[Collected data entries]
· · · · ·

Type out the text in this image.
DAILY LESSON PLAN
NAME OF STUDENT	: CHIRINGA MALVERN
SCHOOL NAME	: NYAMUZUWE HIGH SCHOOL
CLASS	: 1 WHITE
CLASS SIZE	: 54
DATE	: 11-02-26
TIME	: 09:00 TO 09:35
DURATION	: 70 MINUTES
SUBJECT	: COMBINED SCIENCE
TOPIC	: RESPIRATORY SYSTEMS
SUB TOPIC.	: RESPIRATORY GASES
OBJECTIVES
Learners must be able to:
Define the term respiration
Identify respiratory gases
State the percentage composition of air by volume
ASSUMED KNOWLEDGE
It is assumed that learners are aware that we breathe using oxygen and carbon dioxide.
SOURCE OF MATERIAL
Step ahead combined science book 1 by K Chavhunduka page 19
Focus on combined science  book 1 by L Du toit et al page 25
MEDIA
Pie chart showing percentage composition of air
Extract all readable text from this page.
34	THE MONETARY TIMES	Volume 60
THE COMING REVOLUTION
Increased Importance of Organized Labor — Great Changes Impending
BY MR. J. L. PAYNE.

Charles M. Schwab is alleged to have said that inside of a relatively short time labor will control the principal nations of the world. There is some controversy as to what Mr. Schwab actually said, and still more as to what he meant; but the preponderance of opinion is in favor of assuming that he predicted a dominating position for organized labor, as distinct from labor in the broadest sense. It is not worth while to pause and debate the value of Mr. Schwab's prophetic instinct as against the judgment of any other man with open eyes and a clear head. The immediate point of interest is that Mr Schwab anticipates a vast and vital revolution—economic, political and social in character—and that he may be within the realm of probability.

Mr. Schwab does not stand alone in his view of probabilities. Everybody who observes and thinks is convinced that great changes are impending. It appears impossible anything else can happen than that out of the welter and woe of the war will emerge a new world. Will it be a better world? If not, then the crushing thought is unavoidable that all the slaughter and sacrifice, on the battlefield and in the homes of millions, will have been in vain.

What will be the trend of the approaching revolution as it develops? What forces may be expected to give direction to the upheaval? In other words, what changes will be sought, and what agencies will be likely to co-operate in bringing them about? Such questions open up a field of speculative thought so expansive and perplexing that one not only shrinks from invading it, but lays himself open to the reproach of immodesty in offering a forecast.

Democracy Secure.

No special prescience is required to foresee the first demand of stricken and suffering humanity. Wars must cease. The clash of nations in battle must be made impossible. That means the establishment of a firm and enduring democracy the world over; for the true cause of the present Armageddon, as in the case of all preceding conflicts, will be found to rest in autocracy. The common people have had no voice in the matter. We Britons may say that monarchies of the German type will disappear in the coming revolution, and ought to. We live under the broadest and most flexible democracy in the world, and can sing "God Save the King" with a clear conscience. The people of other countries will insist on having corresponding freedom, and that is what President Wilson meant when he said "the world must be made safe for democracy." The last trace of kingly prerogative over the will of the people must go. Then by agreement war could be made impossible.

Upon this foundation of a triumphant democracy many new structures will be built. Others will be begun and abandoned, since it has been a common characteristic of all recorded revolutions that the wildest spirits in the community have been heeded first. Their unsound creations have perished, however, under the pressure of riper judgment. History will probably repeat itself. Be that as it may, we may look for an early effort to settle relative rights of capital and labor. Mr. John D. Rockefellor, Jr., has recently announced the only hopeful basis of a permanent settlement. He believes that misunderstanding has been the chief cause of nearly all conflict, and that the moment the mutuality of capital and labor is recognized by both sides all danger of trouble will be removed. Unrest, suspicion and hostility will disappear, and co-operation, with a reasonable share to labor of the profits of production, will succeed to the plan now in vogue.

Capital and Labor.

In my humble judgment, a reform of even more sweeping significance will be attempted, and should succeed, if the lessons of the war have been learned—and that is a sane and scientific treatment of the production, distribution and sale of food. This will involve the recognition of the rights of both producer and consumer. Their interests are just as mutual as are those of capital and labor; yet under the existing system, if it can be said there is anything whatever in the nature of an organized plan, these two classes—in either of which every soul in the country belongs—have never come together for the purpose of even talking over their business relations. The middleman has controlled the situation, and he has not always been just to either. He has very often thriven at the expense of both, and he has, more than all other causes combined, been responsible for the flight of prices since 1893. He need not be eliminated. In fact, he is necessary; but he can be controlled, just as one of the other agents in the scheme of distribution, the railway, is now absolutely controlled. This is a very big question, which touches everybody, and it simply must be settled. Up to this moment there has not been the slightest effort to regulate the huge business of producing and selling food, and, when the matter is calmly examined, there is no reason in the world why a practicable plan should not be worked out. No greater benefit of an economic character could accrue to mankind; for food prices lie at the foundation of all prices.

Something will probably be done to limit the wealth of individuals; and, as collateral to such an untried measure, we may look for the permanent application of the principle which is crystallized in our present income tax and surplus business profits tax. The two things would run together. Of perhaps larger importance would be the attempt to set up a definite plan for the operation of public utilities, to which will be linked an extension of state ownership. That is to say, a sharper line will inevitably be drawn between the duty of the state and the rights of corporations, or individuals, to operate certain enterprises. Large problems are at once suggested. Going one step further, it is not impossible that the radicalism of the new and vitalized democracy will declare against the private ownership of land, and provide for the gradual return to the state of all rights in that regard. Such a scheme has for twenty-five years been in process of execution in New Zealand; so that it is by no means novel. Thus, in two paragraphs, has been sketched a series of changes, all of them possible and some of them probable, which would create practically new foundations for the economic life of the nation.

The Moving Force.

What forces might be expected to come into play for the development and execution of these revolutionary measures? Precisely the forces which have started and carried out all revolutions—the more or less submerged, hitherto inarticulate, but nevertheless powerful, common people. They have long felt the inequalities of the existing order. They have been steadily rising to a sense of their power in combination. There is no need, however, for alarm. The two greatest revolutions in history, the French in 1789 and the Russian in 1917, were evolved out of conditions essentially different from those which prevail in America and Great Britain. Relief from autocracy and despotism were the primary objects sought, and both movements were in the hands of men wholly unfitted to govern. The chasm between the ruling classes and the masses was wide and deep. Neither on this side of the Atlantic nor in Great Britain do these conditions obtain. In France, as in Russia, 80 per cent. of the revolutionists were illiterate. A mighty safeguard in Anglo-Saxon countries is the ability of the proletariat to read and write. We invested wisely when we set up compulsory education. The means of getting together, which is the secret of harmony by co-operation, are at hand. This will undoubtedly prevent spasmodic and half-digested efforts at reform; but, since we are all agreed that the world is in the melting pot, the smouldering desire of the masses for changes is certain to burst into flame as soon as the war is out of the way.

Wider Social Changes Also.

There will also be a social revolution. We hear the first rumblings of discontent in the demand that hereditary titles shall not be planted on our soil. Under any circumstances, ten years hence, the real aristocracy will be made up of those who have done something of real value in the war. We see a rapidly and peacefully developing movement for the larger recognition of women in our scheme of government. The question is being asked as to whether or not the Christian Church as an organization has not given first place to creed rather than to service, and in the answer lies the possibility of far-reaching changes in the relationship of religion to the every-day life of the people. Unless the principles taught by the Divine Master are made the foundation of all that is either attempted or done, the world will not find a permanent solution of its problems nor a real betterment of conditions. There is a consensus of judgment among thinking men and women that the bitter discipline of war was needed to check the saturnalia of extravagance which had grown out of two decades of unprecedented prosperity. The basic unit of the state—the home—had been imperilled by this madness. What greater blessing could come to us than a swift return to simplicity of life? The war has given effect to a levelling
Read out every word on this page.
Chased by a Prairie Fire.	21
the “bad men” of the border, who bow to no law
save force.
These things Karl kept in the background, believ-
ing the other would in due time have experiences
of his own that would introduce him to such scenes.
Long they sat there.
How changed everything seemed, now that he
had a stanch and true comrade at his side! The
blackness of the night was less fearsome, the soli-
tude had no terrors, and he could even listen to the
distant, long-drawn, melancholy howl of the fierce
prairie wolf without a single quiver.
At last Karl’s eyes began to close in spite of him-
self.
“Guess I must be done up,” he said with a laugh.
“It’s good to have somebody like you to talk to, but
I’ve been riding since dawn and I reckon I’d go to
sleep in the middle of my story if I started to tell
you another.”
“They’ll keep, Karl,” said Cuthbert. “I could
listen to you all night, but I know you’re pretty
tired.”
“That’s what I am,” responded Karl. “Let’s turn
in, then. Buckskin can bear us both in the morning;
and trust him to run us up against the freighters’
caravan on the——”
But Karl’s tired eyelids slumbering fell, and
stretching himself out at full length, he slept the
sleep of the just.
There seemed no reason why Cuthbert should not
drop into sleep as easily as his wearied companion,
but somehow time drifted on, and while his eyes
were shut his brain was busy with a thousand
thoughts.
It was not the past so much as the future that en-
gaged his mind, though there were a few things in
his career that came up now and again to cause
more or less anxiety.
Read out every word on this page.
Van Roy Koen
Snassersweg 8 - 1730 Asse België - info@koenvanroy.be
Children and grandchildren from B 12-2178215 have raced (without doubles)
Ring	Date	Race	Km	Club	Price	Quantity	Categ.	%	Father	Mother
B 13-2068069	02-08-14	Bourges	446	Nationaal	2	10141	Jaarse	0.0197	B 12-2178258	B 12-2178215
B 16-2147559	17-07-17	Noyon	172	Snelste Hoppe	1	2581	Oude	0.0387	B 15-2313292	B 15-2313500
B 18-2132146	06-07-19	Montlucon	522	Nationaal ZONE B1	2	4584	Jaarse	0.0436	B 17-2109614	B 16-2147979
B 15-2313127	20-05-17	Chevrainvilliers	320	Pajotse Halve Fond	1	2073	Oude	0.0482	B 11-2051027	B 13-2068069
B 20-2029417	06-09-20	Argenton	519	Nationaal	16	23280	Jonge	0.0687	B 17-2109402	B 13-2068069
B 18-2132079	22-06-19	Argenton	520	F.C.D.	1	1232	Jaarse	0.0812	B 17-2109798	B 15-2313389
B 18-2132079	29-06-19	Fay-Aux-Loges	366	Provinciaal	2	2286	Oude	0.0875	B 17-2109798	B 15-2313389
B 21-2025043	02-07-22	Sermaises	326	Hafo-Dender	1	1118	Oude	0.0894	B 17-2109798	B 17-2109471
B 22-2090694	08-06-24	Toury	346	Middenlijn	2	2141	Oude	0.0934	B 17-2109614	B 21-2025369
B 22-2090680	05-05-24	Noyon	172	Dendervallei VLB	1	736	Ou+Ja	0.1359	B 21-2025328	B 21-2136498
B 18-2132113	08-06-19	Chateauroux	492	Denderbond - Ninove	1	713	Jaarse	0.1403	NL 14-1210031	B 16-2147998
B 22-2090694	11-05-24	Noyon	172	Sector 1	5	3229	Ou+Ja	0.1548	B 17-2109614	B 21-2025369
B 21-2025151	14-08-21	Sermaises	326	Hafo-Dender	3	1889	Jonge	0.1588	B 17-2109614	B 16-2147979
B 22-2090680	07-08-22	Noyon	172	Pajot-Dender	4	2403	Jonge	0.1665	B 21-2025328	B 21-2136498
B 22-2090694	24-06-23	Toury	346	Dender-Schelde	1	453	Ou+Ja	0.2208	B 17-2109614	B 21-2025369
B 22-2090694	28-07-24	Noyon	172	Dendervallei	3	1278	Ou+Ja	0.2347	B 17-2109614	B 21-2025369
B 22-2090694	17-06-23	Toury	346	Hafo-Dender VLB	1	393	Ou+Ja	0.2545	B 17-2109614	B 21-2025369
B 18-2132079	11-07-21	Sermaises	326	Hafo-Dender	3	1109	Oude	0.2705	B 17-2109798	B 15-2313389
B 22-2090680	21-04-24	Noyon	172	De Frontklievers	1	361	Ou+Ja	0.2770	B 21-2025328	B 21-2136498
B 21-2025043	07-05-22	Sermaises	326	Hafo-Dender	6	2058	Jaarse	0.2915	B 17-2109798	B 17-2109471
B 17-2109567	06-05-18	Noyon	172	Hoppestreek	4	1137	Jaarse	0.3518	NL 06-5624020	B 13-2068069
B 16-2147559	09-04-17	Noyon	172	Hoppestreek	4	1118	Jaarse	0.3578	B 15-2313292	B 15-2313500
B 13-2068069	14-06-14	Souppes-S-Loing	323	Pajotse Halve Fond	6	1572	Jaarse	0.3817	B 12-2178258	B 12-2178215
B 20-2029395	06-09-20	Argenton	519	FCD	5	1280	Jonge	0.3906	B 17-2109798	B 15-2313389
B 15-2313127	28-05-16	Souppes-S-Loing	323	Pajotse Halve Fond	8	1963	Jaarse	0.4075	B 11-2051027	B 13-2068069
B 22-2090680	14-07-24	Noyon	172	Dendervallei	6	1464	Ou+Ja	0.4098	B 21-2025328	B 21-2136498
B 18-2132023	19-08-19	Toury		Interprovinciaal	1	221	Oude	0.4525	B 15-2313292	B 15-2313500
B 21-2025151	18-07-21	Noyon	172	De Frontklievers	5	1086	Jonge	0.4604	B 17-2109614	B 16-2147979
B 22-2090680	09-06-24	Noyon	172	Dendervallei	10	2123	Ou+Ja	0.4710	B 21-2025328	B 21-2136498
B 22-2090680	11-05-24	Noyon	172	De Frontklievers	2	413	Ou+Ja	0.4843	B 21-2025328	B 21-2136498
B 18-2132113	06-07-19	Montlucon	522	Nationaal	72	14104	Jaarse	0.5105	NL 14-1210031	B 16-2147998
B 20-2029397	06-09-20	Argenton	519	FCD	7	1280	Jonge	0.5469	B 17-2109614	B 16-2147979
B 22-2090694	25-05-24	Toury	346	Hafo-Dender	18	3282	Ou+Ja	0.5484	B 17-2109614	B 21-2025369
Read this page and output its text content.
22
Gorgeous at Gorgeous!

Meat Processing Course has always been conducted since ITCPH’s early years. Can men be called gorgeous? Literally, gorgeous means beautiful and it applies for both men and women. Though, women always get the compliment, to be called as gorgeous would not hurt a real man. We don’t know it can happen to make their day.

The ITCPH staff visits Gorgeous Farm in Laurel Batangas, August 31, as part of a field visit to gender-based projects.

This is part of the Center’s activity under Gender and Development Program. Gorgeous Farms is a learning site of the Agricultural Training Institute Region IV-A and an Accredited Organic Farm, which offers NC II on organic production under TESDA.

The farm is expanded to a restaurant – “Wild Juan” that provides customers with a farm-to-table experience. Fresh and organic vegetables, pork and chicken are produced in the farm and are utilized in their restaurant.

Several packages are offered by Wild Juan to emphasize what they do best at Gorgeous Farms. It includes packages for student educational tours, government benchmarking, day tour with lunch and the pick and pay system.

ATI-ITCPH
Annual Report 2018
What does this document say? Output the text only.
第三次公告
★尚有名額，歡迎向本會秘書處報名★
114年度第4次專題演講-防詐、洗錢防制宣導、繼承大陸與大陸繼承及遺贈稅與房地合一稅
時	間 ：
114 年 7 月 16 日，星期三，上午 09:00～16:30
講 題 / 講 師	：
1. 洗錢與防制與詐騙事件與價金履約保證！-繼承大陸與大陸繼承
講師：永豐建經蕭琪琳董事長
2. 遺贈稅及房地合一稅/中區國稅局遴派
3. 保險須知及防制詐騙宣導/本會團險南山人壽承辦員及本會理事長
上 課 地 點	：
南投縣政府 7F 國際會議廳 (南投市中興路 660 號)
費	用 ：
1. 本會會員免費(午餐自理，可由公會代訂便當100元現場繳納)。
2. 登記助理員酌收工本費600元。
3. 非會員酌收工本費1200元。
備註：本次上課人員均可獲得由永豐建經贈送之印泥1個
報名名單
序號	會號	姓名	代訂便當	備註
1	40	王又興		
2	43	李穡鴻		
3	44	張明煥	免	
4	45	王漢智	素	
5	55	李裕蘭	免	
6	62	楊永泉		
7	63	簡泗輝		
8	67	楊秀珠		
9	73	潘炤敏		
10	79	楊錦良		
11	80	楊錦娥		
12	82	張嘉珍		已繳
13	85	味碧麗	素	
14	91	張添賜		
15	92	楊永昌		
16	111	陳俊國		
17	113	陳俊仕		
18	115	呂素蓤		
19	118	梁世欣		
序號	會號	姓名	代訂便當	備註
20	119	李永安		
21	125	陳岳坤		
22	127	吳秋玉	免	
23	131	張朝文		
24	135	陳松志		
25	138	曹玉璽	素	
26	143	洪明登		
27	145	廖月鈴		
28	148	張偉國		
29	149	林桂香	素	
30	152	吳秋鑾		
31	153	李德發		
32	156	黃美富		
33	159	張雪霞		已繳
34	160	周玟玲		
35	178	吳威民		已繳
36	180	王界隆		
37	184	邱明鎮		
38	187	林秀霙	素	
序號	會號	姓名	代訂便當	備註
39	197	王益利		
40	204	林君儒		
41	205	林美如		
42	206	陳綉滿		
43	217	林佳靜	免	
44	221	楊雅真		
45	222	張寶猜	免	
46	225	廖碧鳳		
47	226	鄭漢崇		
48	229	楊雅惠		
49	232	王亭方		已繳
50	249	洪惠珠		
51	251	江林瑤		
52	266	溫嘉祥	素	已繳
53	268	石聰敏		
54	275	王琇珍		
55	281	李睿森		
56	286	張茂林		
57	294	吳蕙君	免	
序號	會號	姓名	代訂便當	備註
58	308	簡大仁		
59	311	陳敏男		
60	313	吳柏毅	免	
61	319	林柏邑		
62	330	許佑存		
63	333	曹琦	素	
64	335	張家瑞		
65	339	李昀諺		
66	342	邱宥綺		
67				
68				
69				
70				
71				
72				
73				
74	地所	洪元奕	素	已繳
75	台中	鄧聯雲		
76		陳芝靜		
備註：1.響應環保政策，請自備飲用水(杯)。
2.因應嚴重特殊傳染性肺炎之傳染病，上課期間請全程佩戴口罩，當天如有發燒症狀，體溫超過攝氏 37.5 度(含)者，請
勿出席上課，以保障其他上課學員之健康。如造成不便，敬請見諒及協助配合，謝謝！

· · · · ·

§ EXERCISE PROMPT: Using the listing above, return all lines where the word "night" occurs.

§ FULL RESPONSE:
blackness of the night was less fearsome, the soli-
listen to you all night, but I know you’re pretty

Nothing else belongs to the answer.